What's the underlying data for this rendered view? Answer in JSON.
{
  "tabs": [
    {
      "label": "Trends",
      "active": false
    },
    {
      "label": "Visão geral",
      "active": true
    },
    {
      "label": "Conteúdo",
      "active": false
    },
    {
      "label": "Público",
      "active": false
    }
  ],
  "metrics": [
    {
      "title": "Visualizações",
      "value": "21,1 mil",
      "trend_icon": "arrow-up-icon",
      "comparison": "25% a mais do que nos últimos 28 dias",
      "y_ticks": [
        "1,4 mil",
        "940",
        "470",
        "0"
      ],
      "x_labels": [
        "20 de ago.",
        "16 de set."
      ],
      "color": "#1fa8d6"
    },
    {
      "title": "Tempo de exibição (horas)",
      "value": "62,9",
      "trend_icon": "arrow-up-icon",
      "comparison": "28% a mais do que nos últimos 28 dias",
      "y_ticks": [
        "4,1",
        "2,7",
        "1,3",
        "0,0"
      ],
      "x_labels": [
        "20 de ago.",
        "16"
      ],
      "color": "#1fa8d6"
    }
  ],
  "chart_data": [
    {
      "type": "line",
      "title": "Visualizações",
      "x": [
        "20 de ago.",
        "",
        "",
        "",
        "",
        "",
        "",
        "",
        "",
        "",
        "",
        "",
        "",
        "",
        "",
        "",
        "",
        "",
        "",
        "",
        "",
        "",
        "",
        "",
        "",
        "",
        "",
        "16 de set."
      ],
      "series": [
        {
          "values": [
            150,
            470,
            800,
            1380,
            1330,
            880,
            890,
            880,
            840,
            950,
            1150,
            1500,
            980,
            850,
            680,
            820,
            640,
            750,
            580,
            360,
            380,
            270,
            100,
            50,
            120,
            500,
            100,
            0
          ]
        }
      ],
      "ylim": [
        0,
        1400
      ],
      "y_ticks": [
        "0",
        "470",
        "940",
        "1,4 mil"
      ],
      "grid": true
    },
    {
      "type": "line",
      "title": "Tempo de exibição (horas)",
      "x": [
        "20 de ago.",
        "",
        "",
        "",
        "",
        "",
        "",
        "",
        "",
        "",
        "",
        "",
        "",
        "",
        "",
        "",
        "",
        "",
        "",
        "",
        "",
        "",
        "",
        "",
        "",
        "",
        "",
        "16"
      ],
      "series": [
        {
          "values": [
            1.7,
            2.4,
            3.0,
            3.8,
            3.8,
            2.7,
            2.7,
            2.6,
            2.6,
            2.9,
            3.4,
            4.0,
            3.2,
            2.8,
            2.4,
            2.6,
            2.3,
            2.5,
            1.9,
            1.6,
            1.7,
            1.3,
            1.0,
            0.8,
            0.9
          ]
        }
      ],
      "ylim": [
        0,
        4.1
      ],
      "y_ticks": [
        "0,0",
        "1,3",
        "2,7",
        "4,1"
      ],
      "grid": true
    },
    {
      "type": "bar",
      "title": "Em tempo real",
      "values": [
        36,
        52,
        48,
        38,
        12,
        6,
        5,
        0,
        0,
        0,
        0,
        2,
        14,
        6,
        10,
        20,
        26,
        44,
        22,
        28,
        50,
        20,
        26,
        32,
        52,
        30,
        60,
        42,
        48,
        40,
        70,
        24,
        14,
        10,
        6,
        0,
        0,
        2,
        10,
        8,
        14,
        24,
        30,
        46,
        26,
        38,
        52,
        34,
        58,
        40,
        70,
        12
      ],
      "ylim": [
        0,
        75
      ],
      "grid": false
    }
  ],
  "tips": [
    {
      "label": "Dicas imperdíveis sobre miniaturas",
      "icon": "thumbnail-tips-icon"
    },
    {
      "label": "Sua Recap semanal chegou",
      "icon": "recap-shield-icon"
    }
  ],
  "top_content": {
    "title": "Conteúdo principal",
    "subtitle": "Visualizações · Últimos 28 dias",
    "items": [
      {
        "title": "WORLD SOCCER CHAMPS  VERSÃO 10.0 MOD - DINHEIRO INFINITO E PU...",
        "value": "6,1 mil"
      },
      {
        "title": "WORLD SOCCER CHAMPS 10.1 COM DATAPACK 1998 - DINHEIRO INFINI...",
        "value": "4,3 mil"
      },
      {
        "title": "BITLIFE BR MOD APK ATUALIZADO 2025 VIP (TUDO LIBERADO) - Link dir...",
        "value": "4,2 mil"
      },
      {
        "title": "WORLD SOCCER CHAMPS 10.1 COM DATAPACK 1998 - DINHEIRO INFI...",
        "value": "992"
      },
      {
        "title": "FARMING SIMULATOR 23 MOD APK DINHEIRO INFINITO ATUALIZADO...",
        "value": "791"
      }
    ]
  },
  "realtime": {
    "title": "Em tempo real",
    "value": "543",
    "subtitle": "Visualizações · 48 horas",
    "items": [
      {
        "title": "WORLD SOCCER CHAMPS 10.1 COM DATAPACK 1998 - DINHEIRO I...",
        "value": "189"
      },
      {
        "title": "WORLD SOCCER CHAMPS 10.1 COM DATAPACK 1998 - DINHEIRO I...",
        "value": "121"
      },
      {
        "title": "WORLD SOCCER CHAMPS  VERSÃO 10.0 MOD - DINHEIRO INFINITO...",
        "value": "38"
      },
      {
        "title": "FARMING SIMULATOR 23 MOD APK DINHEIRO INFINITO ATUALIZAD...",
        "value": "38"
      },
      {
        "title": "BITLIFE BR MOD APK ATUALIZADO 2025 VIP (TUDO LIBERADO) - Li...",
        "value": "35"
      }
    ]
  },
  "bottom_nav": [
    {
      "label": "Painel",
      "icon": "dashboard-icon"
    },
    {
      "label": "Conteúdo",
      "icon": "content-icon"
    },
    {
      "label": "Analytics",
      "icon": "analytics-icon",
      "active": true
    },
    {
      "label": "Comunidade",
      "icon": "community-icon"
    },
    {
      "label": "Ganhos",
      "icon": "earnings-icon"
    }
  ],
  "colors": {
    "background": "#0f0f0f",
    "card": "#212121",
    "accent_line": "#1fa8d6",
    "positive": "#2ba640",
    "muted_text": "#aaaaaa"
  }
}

◆ ◆ ◆ ◆ ◆

# WHAT YOU WILL DO:
Retype every entry above, word for word.

# SOLUTION:
What's the underlying data for this rendered view? Answer in JSON.
{
  "tabs": [
    {
      "label": "Trends",
      "active": false
    },
    {
      "label": "Visão geral",
      "active": true
    },
    {
      "label": "Conteúdo",
      "active": false
    },
    {
      "label": "Público",
      "active": false
    }
  ],
  "metrics": [
    {
      "title": "Visualizações",
      "value": "21,1 mil",
      "trend_icon": "arrow-up-icon",
      "comparison": "25% a mais do que nos últimos 28 dias",
      "y_ticks": [
        "1,4 mil",
        "940",
        "470",
        "0"
      ],
      "x_labels": [
        "20 de ago.",
        "16 de set."
      ],
      "color": "#1fa8d6"
    },
    {
      "title": "Tempo de exibição (horas)",
      "value": "62,9",
      "trend_icon": "arrow-up-icon",
      "comparison": "28% a mais do que nos últimos 28 dias",
      "y_ticks": [
        "4,1",
        "2,7",
        "1,3",
        "0,0"
      ],
      "x_labels": [
        "20 de ago.",
        "16"
      ],
      "color": "#1fa8d6"
    }
  ],
  "chart_data": [
    {
      "type": "line",
      "title": "Visualizações",
      "x": [
        "20 de ago.",
        "",
        "",
        "",
        "",
        "",
        "",
        "",
        "",
        "",
        "",
        "",
        "",
        "",
        "",
        "",
        "",
        "",
        "",
        "",
        "",
        "",
        "",
        "",
        "",
        "",
        "",
        "16 de set."
      ],
      "series": [
        {
          "values": [
            150,
            470,
            800,
            1380,
            1330,
            880,
            890,
            880,
            840,
            950,
            1150,
            1500,
            980,
            850,
            680,
            820,
            640,
            750,
            580,
            360,
            380,
            270,
            100,
            50,
            120,
            500,
            100,
            0
          ]
        }
      ],
      "ylim": [
        0,
        1400
      ],
      "y_ticks": [
        "0",
        "470",
        "940",
        "1,4 mil"
      ],
      "grid": true
    },
    {
      "type": "line",
      "title": "Tempo de exibição (horas)",
      "x": [
        "20 de ago.",
        "",
        "",
        "",
        "",
        "",
        "",
        "",
        "",
        "",
        "",
        "",
        "",
        "",
        "",
        "",
        "",
        "",
        "",
        "",
        "",
        "",
        "",
        "",
        "",
        "",
        "",
        "16"
      ],
      "series": [
        {
          "values": [
            1.7,
            2.4,
            3.0,
            3.8,
            3.8,
            2.7,
            2.7,
            2.6,
            2.6,
            2.9,
            3.4,
            4.0,
            3.2,
            2.8,
            2.4,
            2.6,
            2.3,
            2.5,
            1.9,
            1.6,
            1.7,
            1.3,
            1.0,
            0.8,
            0.9
          ]
        }
      ],
      "ylim": [
        0,
        4.1
      ],
      "y_ticks": [
        "0,0",
        "1,3",
        "2,7",
        "4,1"
      ],
      "grid": true
    },
    {
      "type": "bar",
      "title": "Em tempo real",
      "values": [
        36,
        52,
        48,
        38,
        12,
        6,
        5,
        0,
        0,
        0,
        0,
        2,
        14,
        6,
        10,
        20,
        26,
        44,
        22,
        28,
        50,
        20,
        26,
        32,
        52,
        30,
        60,
        42,
        48,
        40,
        70,
        24,
        14,
        10,
        6,
        0,
        0,
        2,
        10,
        8,
        14,
        24,
        30,
        46,
        26,
        38,
        52,
        34,
        58,
        40,
        70,
        12
      ],
      "ylim": [
        0,
        75
      ],
      "grid": false
    }
  ],
  "tips": [
    {
      "label": "Dicas imperdíveis sobre miniaturas",
      "icon": "thumbnail-tips-icon"
    },
    {
      "label": "Sua Recap semanal chegou",
      "icon": "recap-shield-icon"
    }
  ],
  "top_content": {
    "title": "Conteúdo principal",
    "subtitle": "Visualizações · Últimos 28 dias",
    "items": [
      {
        "title": "WORLD SOCCER CHAMPS  VERSÃO 10.0 MOD - DINHEIRO INFINITO E PU...",
        "value": "6,1 mil"
      },
      {
        "title": "WORLD SOCCER CHAMPS 10.1 COM DATAPACK 1998 - DINHEIRO INFINI...",
        "value": "4,3 mil"
      },
      {
        "title": "BITLIFE BR MOD APK ATUALIZADO 2025 VIP (TUDO LIBERADO) - Link dir...",
        "value": "4,2 mil"
      },
      {
        "title": "WORLD SOCCER CHAMPS 10.1 COM DATAPACK 1998 - DINHEIRO INFI...",
        "value": "992"
      },
      {
        "title": "FARMING SIMULATOR 23 MOD APK DINHEIRO INFINITO ATUALIZADO...",
        "value": "791"
      }
    ]
  },
  "realtime": {
    "title": "Em tempo real",
    "value": "543",
    "subtitle": "Visualizações · 48 horas",
    "items": [
      {
        "title": "WORLD SOCCER CHAMPS 10.1 COM DATAPACK 1998 - DINHEIRO I...",
        "value": "189"
      },
      {
        "title": "WORLD SOCCER CHAMPS 10.1 COM DATAPACK 1998 - DINHEIRO I...",
        "value": "121"
      },
      {
        "title": "WORLD SOCCER CHAMPS  VERSÃO 10.0 MOD - DINHEIRO INFINITO...",
        "value": "38"
      },
      {
        "title": "FARMING SIMULATOR 23 MOD APK DINHEIRO INFINITO ATUALIZAD...",
        "value": "38"
      },
      {
        "title": "BITLIFE BR MOD APK ATUALIZADO 2025 VIP (TUDO LIBERADO) - Li...",
        "value": "35"
      }
    ]
  },
  "bottom_nav": [
    {
      "label": "Painel",
      "icon": "dashboard-icon"
    },
    {
      "label": "Conteúdo",
      "icon": "content-icon"
    },
    {
      "label": "Analytics",
      "icon": "analytics-icon",
      "active": true
    },
    {
      "label": "Comunidade",
      "icon": "community-icon"
    },
    {
      "label": "Ganhos",
      "icon": "earnings-icon"
    }
  ],
  "colors": {
    "background": "#0f0f0f",
    "card": "#212121",
    "accent_line": "#1fa8d6",
    "positive": "#2ba640",
    "muted_text": "#aaaaaa"
  }
}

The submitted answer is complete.